## WHAT TO WORK ON
Set down each record below precisely, skipping the pictures.

··· DATA FOR THIS TASK

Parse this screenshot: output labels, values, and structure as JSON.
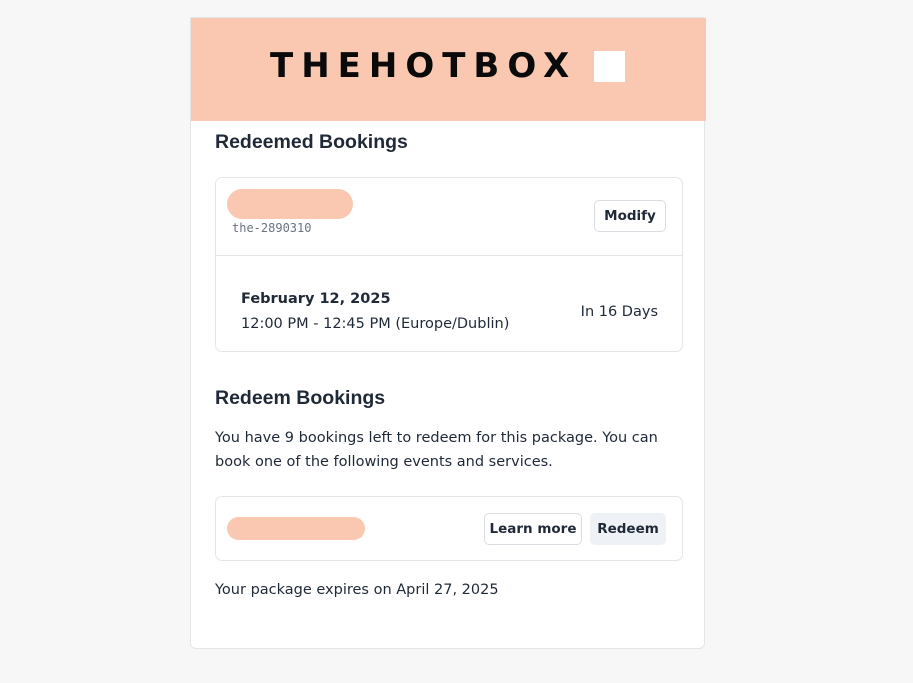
{
  "brand": {
    "logo_text": "THEHOTBOX",
    "banner_color": "#fac8b0"
  },
  "redeemed": {
    "title": "Redeemed Bookings",
    "booking": {
      "code": "the-2890310",
      "modify_label": "Modify",
      "date": "February 12, 2025",
      "time": "12:00 PM - 12:45 PM (Europe/Dublin)",
      "relative": "In 16 Days"
    }
  },
  "redeem": {
    "title": "Redeem Bookings",
    "description": "You have 9 bookings left to redeem for this package. You can book one of the following events and services.",
    "item": {
      "learn_more_label": "Learn more",
      "redeem_label": "Redeem"
    },
    "expires_text": "Your package expires on April 27, 2025"
  }
}
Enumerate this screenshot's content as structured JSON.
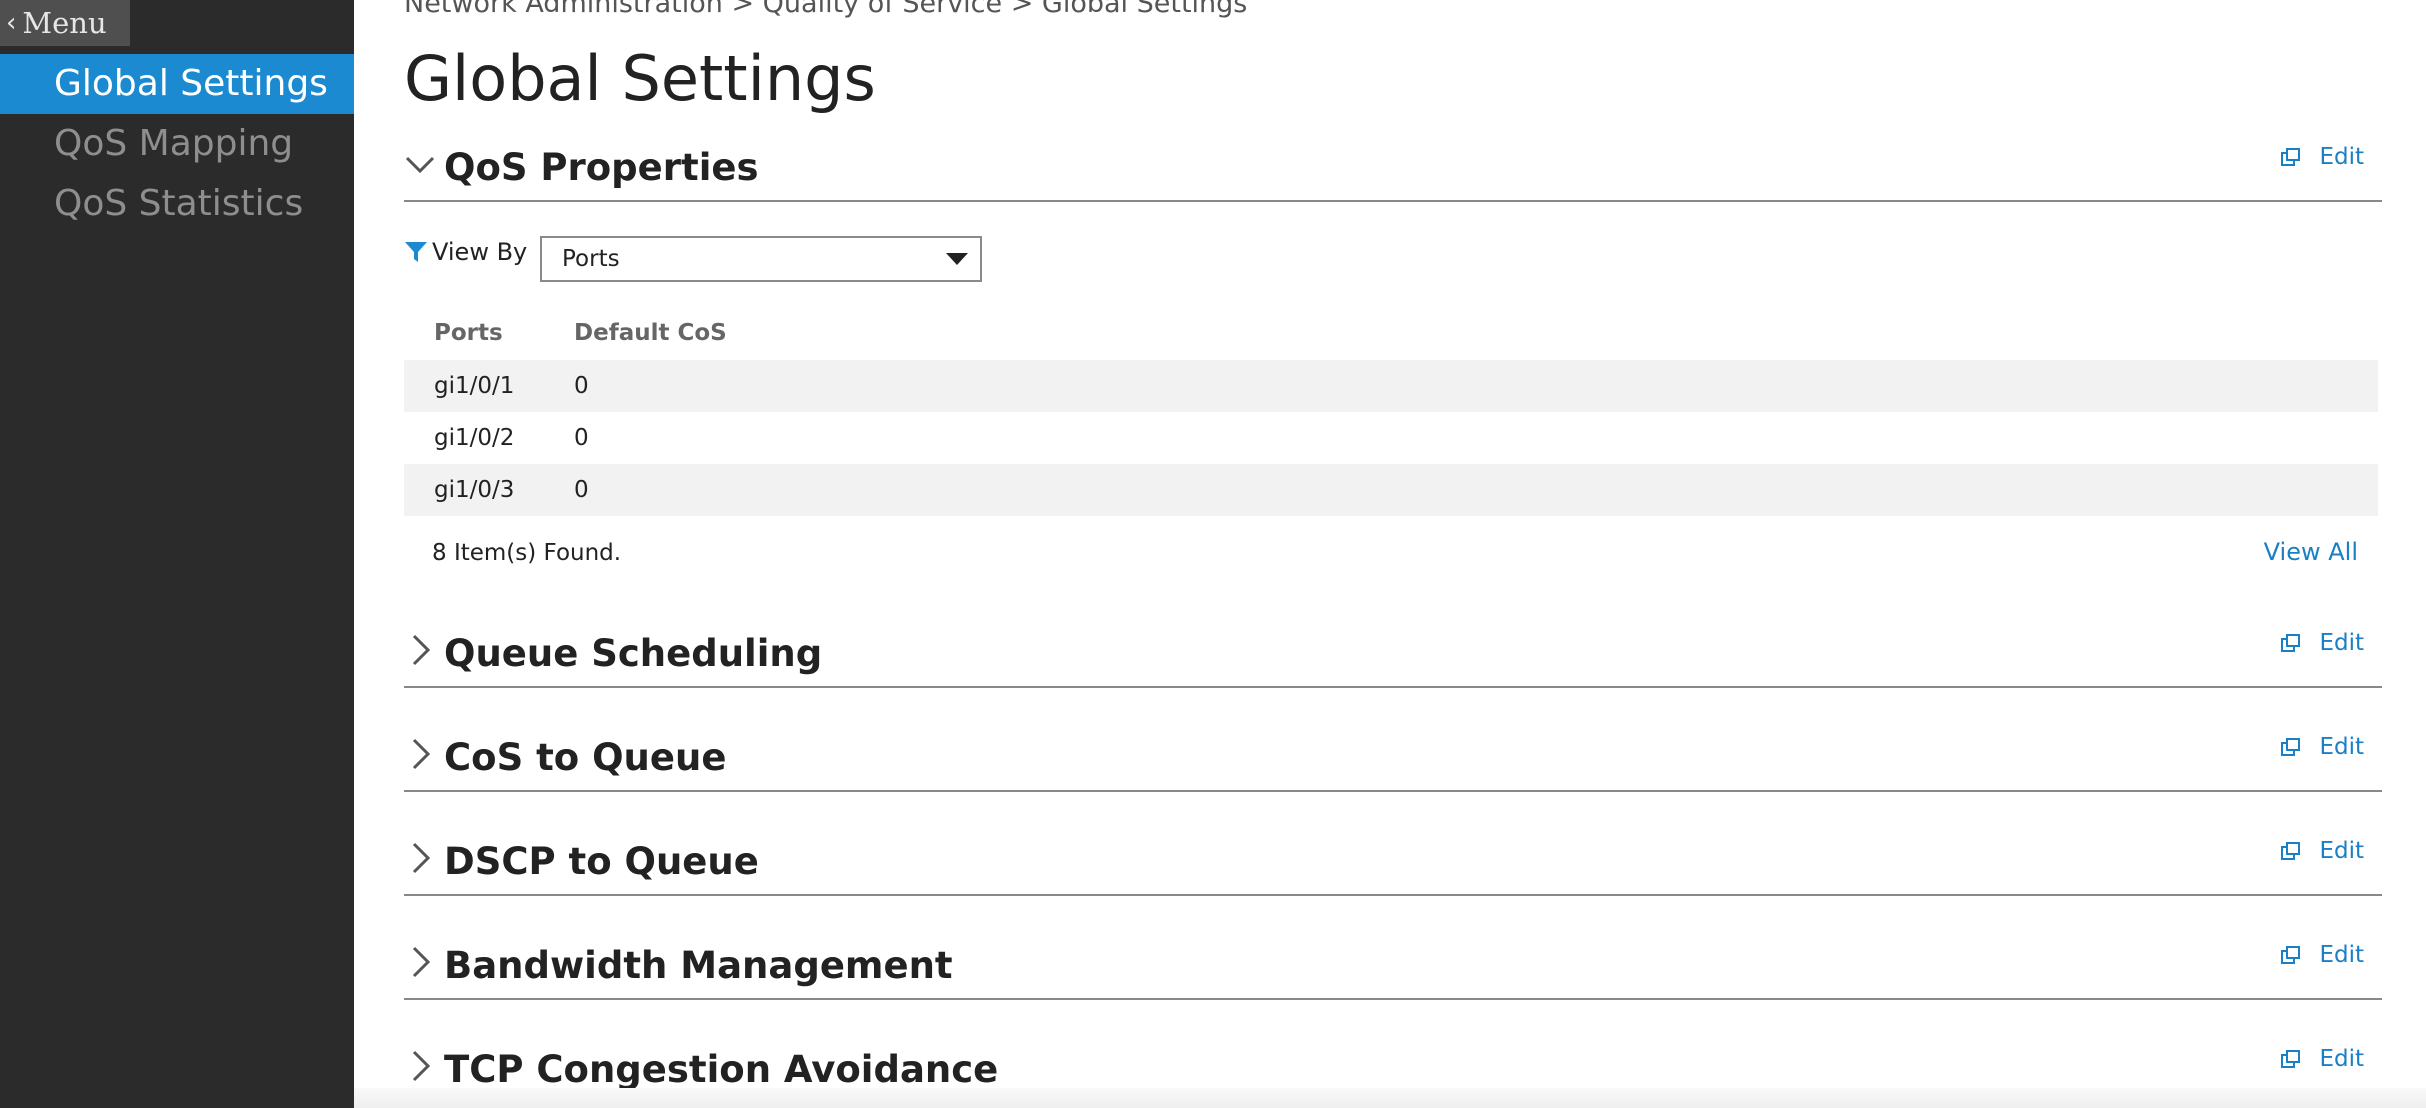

······

## SOLUTION
Parse this screenshot: output labels, values, and structure as JSON.
{
  "brand": {
    "logo_text": "THEHOTBOX",
    "banner_color": "#fac8b0"
  },
  "redeemed": {
    "title": "Redeemed Bookings",
    "booking": {
      "code": "the-2890310",
      "modify_label": "Modify",
      "date": "February 12, 2025",
      "time": "12:00 PM - 12:45 PM (Europe/Dublin)",
      "relative": "In 16 Days"
    }
  },
  "redeem": {
    "title": "Redeem Bookings",
    "description": "You have 9 bookings left to redeem for this package. You can book one of the following events and services.",
    "item": {
      "learn_more_label": "Learn more",
      "redeem_label": "Redeem"
    },
    "expires_text": "Your package expires on April 27, 2025"
  }
}
Enumerate this screenshot's content as structured JSON.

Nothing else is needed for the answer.